All posts in Brian Zahnd

  • Twenty-Two Days

    Version 2

    Fourteen years ago I began a journey of faith that led me beyond paper-thin pop Christianity, cheap certitude, and nationalistic civil religion. That’s when the water became wine! In a few days we’ll be announcing a Water To Wine gathering here at Word of Life in St. Joseph in June. But today I thought I would share the first chapter of Water To Wine — the story of my deep discontent and the 22 day fast that began the pivotal year of 2004. (The photo is me in Beit She’an, Israel in November of 2003, shortly before the fast.) -BZ

    Twenty-Two Days

    “No one who has ever tasted fine aged wine prefers unaged wine.”
    —Jesus

    “The only wines that actually speak to our whole lives are authentic wines. Confected wines are not designed for human beings; they are designed for ‘consumers.’ Which do you want to be?”
    —Terry Theise

    “When we are crushed like grapes, we cannot think of the wine we will become.”

Directions
Extend the Water To Wine chapter excerpt, picking up right after its last line.

Information provided
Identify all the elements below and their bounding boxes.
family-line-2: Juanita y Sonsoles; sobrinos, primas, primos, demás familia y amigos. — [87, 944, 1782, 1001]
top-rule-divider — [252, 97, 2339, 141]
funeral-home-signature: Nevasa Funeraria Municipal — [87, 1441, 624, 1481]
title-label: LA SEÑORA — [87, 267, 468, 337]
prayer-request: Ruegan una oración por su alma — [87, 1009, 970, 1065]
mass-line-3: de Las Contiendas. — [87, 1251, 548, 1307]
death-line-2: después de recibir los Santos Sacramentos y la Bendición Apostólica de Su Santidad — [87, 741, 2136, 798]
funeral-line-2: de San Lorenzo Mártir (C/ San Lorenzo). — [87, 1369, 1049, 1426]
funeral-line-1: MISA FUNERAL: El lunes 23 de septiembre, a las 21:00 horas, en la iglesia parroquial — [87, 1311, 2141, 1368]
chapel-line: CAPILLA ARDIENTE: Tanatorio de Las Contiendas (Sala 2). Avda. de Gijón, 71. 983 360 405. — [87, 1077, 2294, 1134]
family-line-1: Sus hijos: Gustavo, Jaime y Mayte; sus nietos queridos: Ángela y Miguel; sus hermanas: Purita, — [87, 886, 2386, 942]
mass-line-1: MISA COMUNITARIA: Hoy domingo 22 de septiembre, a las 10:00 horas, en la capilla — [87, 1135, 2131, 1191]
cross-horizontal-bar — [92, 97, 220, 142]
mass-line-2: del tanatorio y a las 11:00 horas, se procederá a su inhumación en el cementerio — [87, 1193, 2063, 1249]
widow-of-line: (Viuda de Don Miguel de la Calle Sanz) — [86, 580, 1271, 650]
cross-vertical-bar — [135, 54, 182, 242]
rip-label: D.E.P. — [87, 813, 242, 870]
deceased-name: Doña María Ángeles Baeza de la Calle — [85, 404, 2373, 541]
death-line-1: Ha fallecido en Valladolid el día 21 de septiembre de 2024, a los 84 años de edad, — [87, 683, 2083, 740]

Task result
    —Henri J.M. Nouwen

    I was halfway to ninety — midway through life — and I had reached a full-blown crisis. Call it a garden-variety mid-life crisis if you want, but it was something more. You might say it was a theological crisis, though that makes it sound too cerebral. The unease I felt came from a deeper place than a mental file labeled “theology.” To borrow some King James style language, my soul was disquieted within me. It was like I was singing over and over the U2 song:

    I have climbed the highest mountains
    I have run through the fields
    Only to be with you
    But I still haven’t found
    What I’m looking for
    —U2, “I Still Haven’t Found What I’m Looking For”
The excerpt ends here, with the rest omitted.